» GIVEN REQUEST 1
Answer these questions about the WebCrypto thread below:
(a) Which of the two API categories does the thread say needs its JS downloaded over SSL?
(b) Which use case does Mountie Lee say is already listed in the group's Use Cases?
(c) What example does the thread give of a place other than JS where the actual crypto might be done?
» GIVEN REQUEST 2
Carry on the WebCrypto thread below from its last sentence.

Re: Usefulness of WebCrypto API

As Vijay originally said, we probably cannot escape answering this question around trusted JS.

As I was thinking about it, the API can fall into two categories –

 1.  One dealing with complete in-memory crypto operations - RNG, key derivation/creation, encryption/decryption/signing,etc. all done within browser's memory
 2.  Another dealing with crypto operations on 'external' devices or storing/retrieving key in/from external devices/storage (including browser storage)

The later ones require the JS to be downloaded using SSL. The former ones do not require JS to be downloaded using SSL.

Can we recognize this in our API? That is, some parts of the API do not require JS to be trusted, and other parts do?

So, the trust models we support will be

 1.  In-memory crypto operations – NONE
 2.  Device/Storage operations – user trusts the browser application he/she is using; browser trusts the JS invoking the API; (Of course, browser trusts the platform and vice versa :) -  hoping both browser and platform are not susceptible to malware )

I know that this could be more complicated than the above paragraph, but just wanted to put it out there.

Thanks,
Seetharama


On 10/8/12 7:12 PM, "Mountie Lee" <mountie.lee@mw2.or.kr<mailto:mountie.lee@mw2.or.kr>> wrote:

Hi.
for this issue, I think it is important.

we need consensus for securing JS codes.

Harry's opinion "ability to write new secure protocols in JS" is one of good consideration.

in details

Signed JS (http://www.w3.org/2012/webcrypto/wiki/Use_Cases#Signed_web_applications) is already listed in our UseCase.
to generate and verify JS, generating JS code hash is also required.

can these features be focused more?

regards
mountie.


On Tue, Oct 9, 2012 at 5:51 AM, Harry Halpin <hhalpin@w3.org<mailto:hhalpin@w3.org>> wrote:
On 10/08/2012 09:22 PM, Vijay Bharadwaj wrote:

>  Then, what threat model does crypto in JA make sense for at all? Obviously, when there's some lack of trust on the server *or* connection to the server that can be ameliorated by public key crypto.

Harry asked the above on a different email thread. This is an important question. But first we should be precise about what we’re asking. WebCrypto is not (only) about “crypto in JS”. It is about giving JS access to the crypto capabilities of the underlying platform. This includes cases in which the actual crypto is done elsewhere such as in a smart card.

So when does it make sense to give JS access to the platform’s crypto capabilities? In my mind, there are a few possible answers.

It makes sense when one wants a trusted piece of JS in a trusted UA to interact with a less trusted data store. This is the Facebook use case. It is also David’s cloud storage use case if the script is retrieved from somewhere other than the server that keeps the data.

It makes sense when one wants a trusted piece of JS in a trusted UA to be able to interoperate with a server using an existing protocol (e.g. sign requests to access-controlled REST APIs, JimD’s use cases on authenticating to government services).

» DATA LISTING
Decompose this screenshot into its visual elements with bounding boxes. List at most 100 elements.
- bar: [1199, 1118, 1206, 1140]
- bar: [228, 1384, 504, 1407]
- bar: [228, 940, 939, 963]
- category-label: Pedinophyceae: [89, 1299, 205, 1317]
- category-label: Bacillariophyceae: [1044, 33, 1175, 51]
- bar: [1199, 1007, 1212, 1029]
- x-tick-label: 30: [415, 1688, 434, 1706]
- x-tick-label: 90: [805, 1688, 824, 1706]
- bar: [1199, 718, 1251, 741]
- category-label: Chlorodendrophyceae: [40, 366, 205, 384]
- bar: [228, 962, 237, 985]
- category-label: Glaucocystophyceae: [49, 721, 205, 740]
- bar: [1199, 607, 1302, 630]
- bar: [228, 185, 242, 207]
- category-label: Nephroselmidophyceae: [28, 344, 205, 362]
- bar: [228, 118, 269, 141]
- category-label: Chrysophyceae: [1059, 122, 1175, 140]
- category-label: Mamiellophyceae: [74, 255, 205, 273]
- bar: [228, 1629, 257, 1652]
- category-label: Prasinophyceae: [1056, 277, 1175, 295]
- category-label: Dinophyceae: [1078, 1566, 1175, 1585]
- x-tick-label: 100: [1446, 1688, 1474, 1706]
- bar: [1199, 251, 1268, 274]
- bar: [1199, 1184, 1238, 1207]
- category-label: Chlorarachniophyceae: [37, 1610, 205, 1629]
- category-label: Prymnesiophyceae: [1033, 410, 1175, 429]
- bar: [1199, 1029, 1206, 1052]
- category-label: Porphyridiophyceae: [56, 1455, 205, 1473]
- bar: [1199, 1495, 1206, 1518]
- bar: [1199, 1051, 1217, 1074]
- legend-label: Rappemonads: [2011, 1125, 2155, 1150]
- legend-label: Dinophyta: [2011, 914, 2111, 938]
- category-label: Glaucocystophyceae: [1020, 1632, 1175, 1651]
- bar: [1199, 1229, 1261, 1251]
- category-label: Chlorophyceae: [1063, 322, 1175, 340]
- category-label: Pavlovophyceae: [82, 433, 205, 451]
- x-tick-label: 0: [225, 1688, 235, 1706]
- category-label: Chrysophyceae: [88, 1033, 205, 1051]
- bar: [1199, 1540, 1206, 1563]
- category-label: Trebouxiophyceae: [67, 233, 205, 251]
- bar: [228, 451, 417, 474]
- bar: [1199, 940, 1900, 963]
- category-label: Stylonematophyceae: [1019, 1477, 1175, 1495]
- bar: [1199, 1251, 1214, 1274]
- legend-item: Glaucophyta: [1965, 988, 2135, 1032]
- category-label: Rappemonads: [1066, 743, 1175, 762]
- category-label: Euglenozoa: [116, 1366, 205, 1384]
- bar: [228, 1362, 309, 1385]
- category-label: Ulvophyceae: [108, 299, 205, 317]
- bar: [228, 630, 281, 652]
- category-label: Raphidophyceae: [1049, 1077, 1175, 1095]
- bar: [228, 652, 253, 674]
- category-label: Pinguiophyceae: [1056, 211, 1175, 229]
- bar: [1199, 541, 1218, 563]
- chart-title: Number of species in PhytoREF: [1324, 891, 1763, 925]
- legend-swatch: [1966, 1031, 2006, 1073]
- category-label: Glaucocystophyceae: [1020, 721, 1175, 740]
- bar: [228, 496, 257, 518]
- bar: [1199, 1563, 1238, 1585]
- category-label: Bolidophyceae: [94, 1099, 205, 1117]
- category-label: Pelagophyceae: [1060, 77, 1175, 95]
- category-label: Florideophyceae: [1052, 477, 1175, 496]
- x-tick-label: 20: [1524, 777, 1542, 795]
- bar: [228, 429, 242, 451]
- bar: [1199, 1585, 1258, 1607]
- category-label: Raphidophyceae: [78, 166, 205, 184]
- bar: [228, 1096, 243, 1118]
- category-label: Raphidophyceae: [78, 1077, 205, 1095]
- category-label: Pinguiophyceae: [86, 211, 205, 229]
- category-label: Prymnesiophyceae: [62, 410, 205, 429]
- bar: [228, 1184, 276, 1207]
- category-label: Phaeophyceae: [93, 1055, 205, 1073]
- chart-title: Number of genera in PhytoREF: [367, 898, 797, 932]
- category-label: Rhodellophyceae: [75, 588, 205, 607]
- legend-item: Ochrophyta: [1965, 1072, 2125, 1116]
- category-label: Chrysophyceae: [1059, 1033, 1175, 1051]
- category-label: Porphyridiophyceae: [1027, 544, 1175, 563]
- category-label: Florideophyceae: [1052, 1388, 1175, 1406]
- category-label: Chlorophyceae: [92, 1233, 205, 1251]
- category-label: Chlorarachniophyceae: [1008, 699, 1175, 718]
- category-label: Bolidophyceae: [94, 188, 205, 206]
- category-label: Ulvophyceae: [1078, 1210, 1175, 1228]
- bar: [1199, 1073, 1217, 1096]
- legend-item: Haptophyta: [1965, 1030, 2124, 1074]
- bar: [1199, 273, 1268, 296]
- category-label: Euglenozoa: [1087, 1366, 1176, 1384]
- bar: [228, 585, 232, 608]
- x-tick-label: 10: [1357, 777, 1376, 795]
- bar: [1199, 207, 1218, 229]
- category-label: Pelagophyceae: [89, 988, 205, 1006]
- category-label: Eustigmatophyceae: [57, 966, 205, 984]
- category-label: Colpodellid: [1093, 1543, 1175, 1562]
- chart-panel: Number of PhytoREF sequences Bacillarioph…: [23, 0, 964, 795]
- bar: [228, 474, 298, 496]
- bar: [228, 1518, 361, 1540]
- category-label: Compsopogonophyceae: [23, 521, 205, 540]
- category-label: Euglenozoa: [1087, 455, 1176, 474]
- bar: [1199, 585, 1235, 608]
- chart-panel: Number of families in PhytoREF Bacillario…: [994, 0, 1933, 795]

» TASK ANSWER 1
(a) The category dealing with crypto operations on external devices, or with storing or retrieving keys in or from external devices or storage (including browser storage).
(b) Signed JS (signed web applications).
(c) A smart card.

» TASK ANSWER 2
It makes sense when a server wants to deliver JS that uses a trusted piece of pre-provisioned crypto hardware to establish end-to-end trust independent of the UA (e.g. using a smart dongle for online banking, some of the Netflix use cases).

There may be others, and I’d love to hear what others think.

It’s important to note that the “trusted UA” assumption is not as outlandish as it might seem at first; as Ryan points out on other threads, we routinely make an assumption that the OS is trusted when talking about native apps. One does not argue that including crypto APIs in operating systems is futile just because malware and rootkits exist. Many methods exist to improve the trust in the UA, including the use of non-browser JS implementations. One could also argue that various crypto primitives – notably hash and RNG – are only meaningful if one accepts this assumption.

I agree with all the above, and thanks for listing them out, as I think they are all quite valid.  Again, most of the critiques we've gotten on the API are about not having trust in the JS at all, yet in general, I would maintain that arguments about server's being compromised are similar to arguments over rootkits on the OS level - its just XSS is generally easier than rootkits.

I guess what some developers want is:

1) ability to write new secure protocols in JS for use with WebApps with functions such as digital signatures . This would be very useful for a whole range of functions involving multiple servers besides the same-origin, such as OpenID Connect flows where one passes a signed token from a browser to identity provider, who then can pass that to a relying party in order to access personal data.

2) Developers want the crypto API to be a silver bullet for security as they assume access to "crypto functions = must be secure", but of course in reality there's quite a few more bases to be covered. Off the top of my head,  the developer should use CSP combined with HSTS/Cert Transparency/pinning for TLS (anything missing here?).  That's about as close as we're going to get to allowing them to creating secure protocols in a reasonable manner for WebApps.

Also, its unclear if the server and client should be considered *one* application, as is traditional in web-apps. We have not yet the spec stable enough where we can have a use-case where  the user can have a private key, store it, but not let secret key material be arbitrarily replaced by key material from the same-origin. I'd personally like to see that as a possibility, as that would enable use-cases where the server might be not be entirely trusted.

   cheers,
       harry




Since this question seems to keep coming up in feedback, maybe we should develop a position on it as a group. Does anyone else have any thoughts on the matter?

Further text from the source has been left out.